Copy the whole listing below line for line, leaving out the pictures.

▶ **SOURCE DATA**
== == ==

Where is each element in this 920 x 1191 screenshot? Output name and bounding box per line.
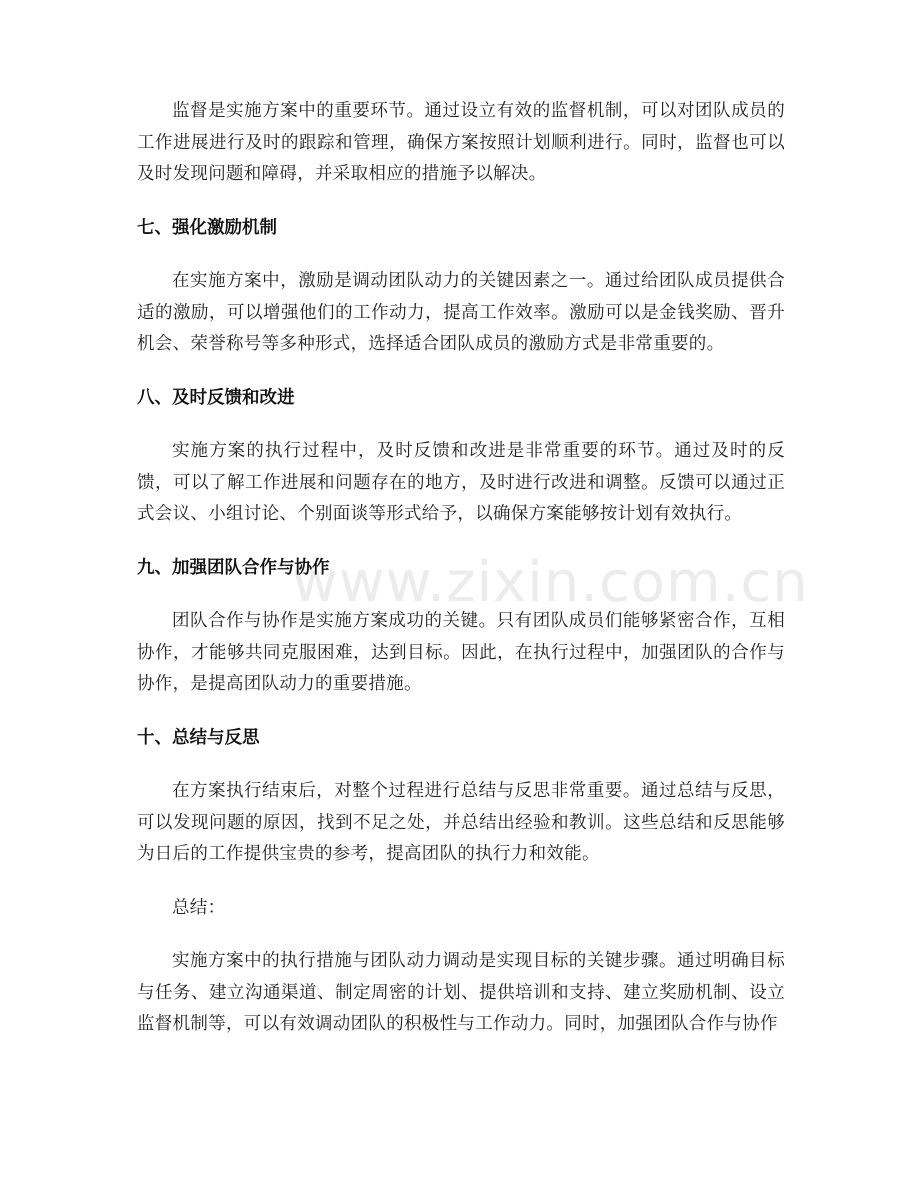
paragraph-summary: 实施方案中的执行措施与团队动力调动是实现目标的关键步骤。通过明确目标与任务、建立沟通渠道、制定周密的计划、提供培训和支持、建立奖励机制、设立监督机制等，可以有效调动团队的积极性与工作动力。同时，加强团队合作与协作	[137, 951, 785, 1034]
paragraph-teamwork: 团队合作与协作是实施方案成功的关键。只有团队成员们能够紧密合作，互相协作，才能够共同克服困难，达到目标。因此，在执行过程中，加强团队的合作与协作，是提高团队动力的重要措施。	[137, 611, 785, 694]
watermark: www.zixin.com.cn	[292, 550, 809, 615]
paragraph-incentives: 在实施方案中，激励是调动团队动力的关键因素之一。通过给团队成员提供合适的激励，可以增强他们的工作动力，提高工作效率。激励可以是金钱奖励、晋升机会、荣誉称号等多种形式，选择适合团队成员的激励方式是非常重要的。	[137, 271, 785, 354]
section-heading-10: 十、总结与反思	[137, 727, 260, 748]
section-heading-9: 九、加强团队合作与协作	[137, 557, 330, 578]
section-heading-7: 七、强化激励机制	[137, 217, 277, 238]
section-heading-8: 八、及时反馈和改进	[137, 387, 295, 408]
paragraph-reflection: 在方案执行结束后，对整个过程进行总结与反思非常重要。通过总结与反思，可以发现问题的原因，找到不足之处，并总结出经验和教训。这些总结和反思能够为日后的工作提供宝贵的参考，提高团队的执行力和效能。	[137, 781, 785, 864]
paragraph-feedback: 实施方案的执行过程中，及时反馈和改进是非常重要的环节。通过及时的反馈，可以了解工作进展和问题存在的地方，及时进行改进和调整。反馈可以通过正式会议、小组讨论、个别面谈等形式给予，以确保方案能够按计划有效执行。	[137, 441, 785, 524]
document-body	[137, 96, 785, 1063]
paragraph-supervision: 监督是实施方案中的重要环节。通过设立有效的监督机制，可以对团队成员的工作进展进行及时的跟踪和管理，确保方案按照计划顺利进行。同时，监督也可以及时发现问题和障碍，并采取相应的措施予以解决。	[137, 101, 785, 184]
summary-label: 总结：	[172, 897, 226, 918]
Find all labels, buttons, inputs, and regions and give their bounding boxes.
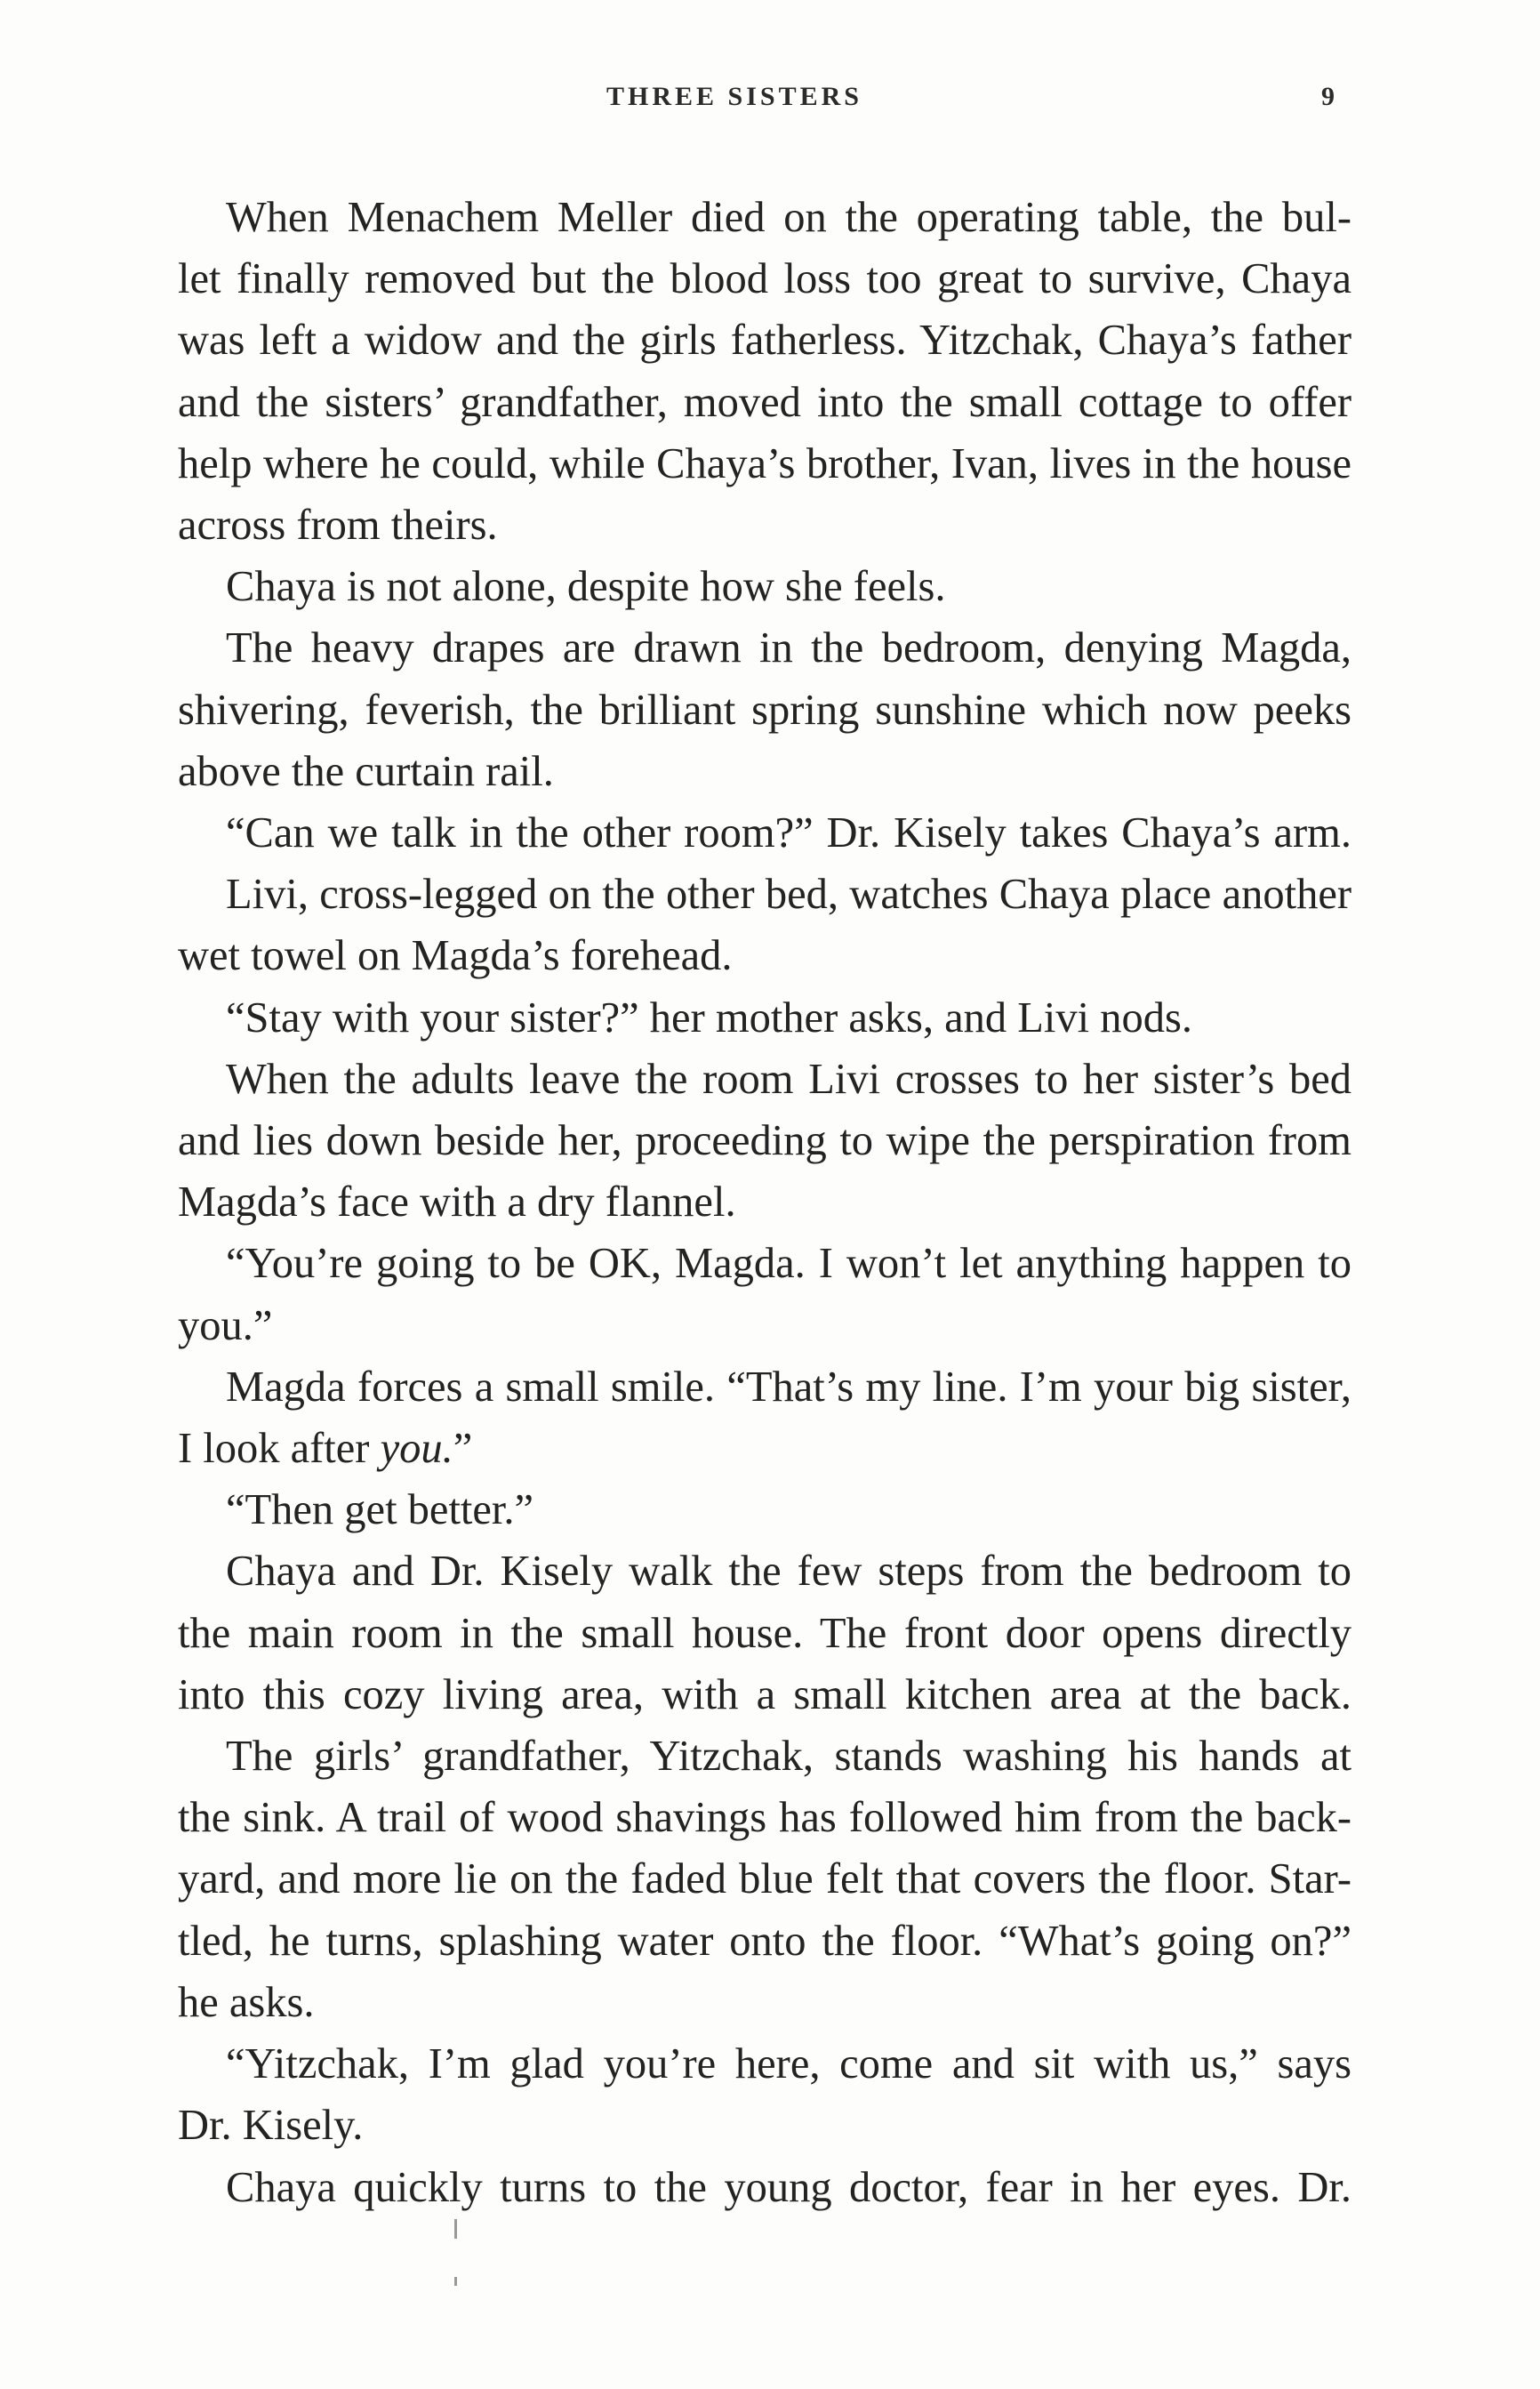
text-line: let finally removed but the blood loss too great to survive, Chaya xyxy=(178,255,1352,303)
text-line: help where he could, while Chaya’s brother, Ivan, lives in the house xyxy=(178,439,1352,487)
page-number: 9 xyxy=(1321,82,1335,111)
text-line: the main room in the small house. The front door opens directly xyxy=(178,1609,1352,1657)
text-line: “You’re going to be OK, Magda. I won’t let anything happen to xyxy=(226,1240,1352,1288)
text-line: the sink. A trail of wood shavings has followed him from the back- xyxy=(178,1794,1352,1842)
text-line: Magda forces a small smile. “That’s my line. I’m your big sister, xyxy=(226,1363,1352,1411)
text-line: “Stay with your sister?” her mother asks, and Livi nods. xyxy=(226,993,1192,1042)
text-segment: I look after xyxy=(178,1425,381,1473)
text-line: into this cozy living area, with a small kitchen area at the back. xyxy=(178,1670,1352,1718)
text-line: The girls’ grandfather, Yitzchak, stands washing his hands at xyxy=(226,1733,1352,1781)
text-line: shivering, feverish, the brilliant spring sunshine which now peeks xyxy=(178,686,1352,734)
text-line: across from theirs. xyxy=(178,502,498,550)
text-line: wet towel on Magda’s forehead. xyxy=(178,932,733,980)
text-segment: ” xyxy=(453,1425,473,1473)
text-line: When Menachem Meller died on the operating table, the bul- xyxy=(226,194,1352,241)
text-line: “Can we talk in the other room?” Dr. Kisely takes Chaya’s arm. xyxy=(226,809,1352,857)
text-line: Livi, cross-legged on the other bed, watches Chaya place another xyxy=(226,871,1352,919)
text-line: Chaya is not alone, despite how she feels. xyxy=(226,563,946,611)
book-title: THREE SISTERS xyxy=(606,82,862,111)
text-line: tled, he turns, splashing water onto the floor. “What’s going on?” xyxy=(178,1917,1352,1965)
text-line: Chaya and Dr. Kisely walk the few steps from the bedroom to xyxy=(226,1548,1352,1596)
italic-text: you. xyxy=(380,1425,453,1473)
scan-mark xyxy=(454,2277,457,2286)
text-line: and the sisters’ grandfather, moved into the small cottage to offer xyxy=(178,378,1352,426)
running-head xyxy=(0,82,1540,117)
text-line: The heavy drapes are drawn in the bedroom, denying Magda, xyxy=(226,624,1352,672)
scan-mark xyxy=(454,2219,457,2239)
text-line: Chaya quickly turns to the young doctor, fear in her eyes. Dr. xyxy=(226,2163,1352,2211)
text-line: above the curtain rail. xyxy=(178,747,554,795)
text-line: “Yitzchak, I’m glad you’re here, come and sit with us,” says xyxy=(226,2040,1352,2088)
text-line: he asks. xyxy=(178,1978,315,2026)
text-line: was left a widow and the girls fatherless. Yitzchak, Chaya’s father xyxy=(178,317,1352,365)
text-line: yard, and more lie on the faded blue felt that covers the floor. Star- xyxy=(178,1855,1352,1903)
text-line: Dr. Kisely. xyxy=(178,2102,364,2150)
text-line xyxy=(178,1418,1352,1479)
text-line: “Then get better.” xyxy=(226,1486,534,1534)
body-text xyxy=(178,187,1352,2218)
text-line: Magda’s face with a dry flannel. xyxy=(178,1178,736,1227)
text-line: When the adults leave the room Livi crosses to her sister’s bed xyxy=(226,1055,1352,1103)
text-line: you.” xyxy=(178,1301,273,1349)
text-line: and lies down beside her, proceeding to wipe the perspiration from xyxy=(178,1117,1352,1165)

== == ==

▶ **EXERCISE RESULT**
Where is each element in this 920 x 1191 screenshot? Output name and bounding box per line.
paragraph-summary: 实施方案中的执行措施与团队动力调动是实现目标的关键步骤。通过明确目标与任务、建立沟通渠道、制定周密的计划、提供培训和支持、建立奖励机制、设立监督机制等，可以有效调动团队的积极性与工作动力。同时，加强团队合作与协作	[137, 951, 785, 1034]
paragraph-teamwork: 团队合作与协作是实施方案成功的关键。只有团队成员们能够紧密合作，互相协作，才能够共同克服困难，达到目标。因此，在执行过程中，加强团队的合作与协作，是提高团队动力的重要措施。	[137, 611, 785, 694]
watermark: www.zixin.com.cn	[292, 550, 809, 615]
paragraph-incentives: 在实施方案中，激励是调动团队动力的关键因素之一。通过给团队成员提供合适的激励，可以增强他们的工作动力，提高工作效率。激励可以是金钱奖励、晋升机会、荣誉称号等多种形式，选择适合团队成员的激励方式是非常重要的。	[137, 271, 785, 354]
section-heading-10: 十、总结与反思	[137, 727, 260, 748]
section-heading-9: 九、加强团队合作与协作	[137, 557, 330, 578]
section-heading-7: 七、强化激励机制	[137, 217, 277, 238]
section-heading-8: 八、及时反馈和改进	[137, 387, 295, 408]
paragraph-reflection: 在方案执行结束后，对整个过程进行总结与反思非常重要。通过总结与反思，可以发现问题的原因，找到不足之处，并总结出经验和教训。这些总结和反思能够为日后的工作提供宝贵的参考，提高团队的执行力和效能。	[137, 781, 785, 864]
paragraph-feedback: 实施方案的执行过程中，及时反馈和改进是非常重要的环节。通过及时的反馈，可以了解工作进展和问题存在的地方，及时进行改进和调整。反馈可以通过正式会议、小组讨论、个别面谈等形式给予，以确保方案能够按计划有效执行。	[137, 441, 785, 524]
document-body	[137, 96, 785, 1063]
paragraph-supervision: 监督是实施方案中的重要环节。通过设立有效的监督机制，可以对团队成员的工作进展进行及时的跟踪和管理，确保方案按照计划顺利进行。同时，监督也可以及时发现问题和障碍，并采取相应的措施予以解决。	[137, 101, 785, 184]
summary-label: 总结：	[172, 897, 226, 918]
Find all labels, buttons, inputs, and regions and give their bounding boxes.
text-line: let finally removed but the blood loss too great to survive, Chaya xyxy=(178,255,1352,303)
text-line: help where he could, while Chaya’s brother, Ivan, lives in the house xyxy=(178,439,1352,487)
page-number: 9 xyxy=(1321,82,1335,111)
text-line: the main room in the small house. The front door opens directly xyxy=(178,1609,1352,1657)
text-line: “You’re going to be OK, Magda. I won’t let anything happen to xyxy=(226,1240,1352,1288)
text-line: the sink. A trail of wood shavings has followed him from the back- xyxy=(178,1794,1352,1842)
text-line: Magda forces a small smile. “That’s my line. I’m your big sister, xyxy=(226,1363,1352,1411)
text-line: “Stay with your sister?” her mother asks, and Livi nods. xyxy=(226,993,1192,1042)
text-segment: I look after xyxy=(178,1425,381,1473)
text-line: into this cozy living area, with a small kitchen area at the back. xyxy=(178,1670,1352,1718)
text-line: The girls’ grandfather, Yitzchak, stands washing his hands at xyxy=(226,1733,1352,1781)
text-line: shivering, feverish, the brilliant spring sunshine which now peeks xyxy=(178,686,1352,734)
text-line: across from theirs. xyxy=(178,502,498,550)
text-line: wet towel on Magda’s forehead. xyxy=(178,932,733,980)
text-segment: ” xyxy=(453,1425,473,1473)
text-line: When Menachem Meller died on the operating table, the bul- xyxy=(226,194,1352,241)
text-line: “Can we talk in the other room?” Dr. Kisely takes Chaya’s arm. xyxy=(226,809,1352,857)
text-line: Livi, cross-legged on the other bed, watches Chaya place another xyxy=(226,871,1352,919)
text-line: Chaya is not alone, despite how she feels. xyxy=(226,563,946,611)
book-title: THREE SISTERS xyxy=(606,82,862,111)
text-line: tled, he turns, splashing water onto the floor. “What’s going on?” xyxy=(178,1917,1352,1965)
text-line: Chaya and Dr. Kisely walk the few steps from the bedroom to xyxy=(226,1548,1352,1596)
italic-text: you. xyxy=(380,1425,453,1473)
scan-mark xyxy=(454,2277,457,2286)
text-line: and the sisters’ grandfather, moved into the small cottage to offer xyxy=(178,378,1352,426)
running-head xyxy=(0,82,1540,117)
text-line: The heavy drapes are drawn in the bedroom, denying Magda, xyxy=(226,624,1352,672)
scan-mark xyxy=(454,2219,457,2239)
text-line: Chaya quickly turns to the young doctor, fear in her eyes. Dr. xyxy=(226,2163,1352,2211)
text-line: above the curtain rail. xyxy=(178,747,554,795)
text-line: “Yitzchak, I’m glad you’re here, come and sit with us,” says xyxy=(226,2040,1352,2088)
text-line: he asks. xyxy=(178,1978,315,2026)
text-line: was left a widow and the girls fatherless. Yitzchak, Chaya’s father xyxy=(178,317,1352,365)
text-line: yard, and more lie on the faded blue felt that covers the floor. Star- xyxy=(178,1855,1352,1903)
text-line: Dr. Kisely. xyxy=(178,2102,364,2150)
text-line xyxy=(178,1418,1352,1479)
text-line: “Then get better.” xyxy=(226,1486,534,1534)
body-text xyxy=(178,187,1352,2218)
text-line: Magda’s face with a dry flannel. xyxy=(178,1178,736,1227)
text-line: When the adults leave the room Livi crosses to her sister’s bed xyxy=(226,1055,1352,1103)
text-line: you.” xyxy=(178,1301,273,1349)
text-line: and lies down beside her, proceeding to wipe the perspiration from xyxy=(178,1117,1352,1165)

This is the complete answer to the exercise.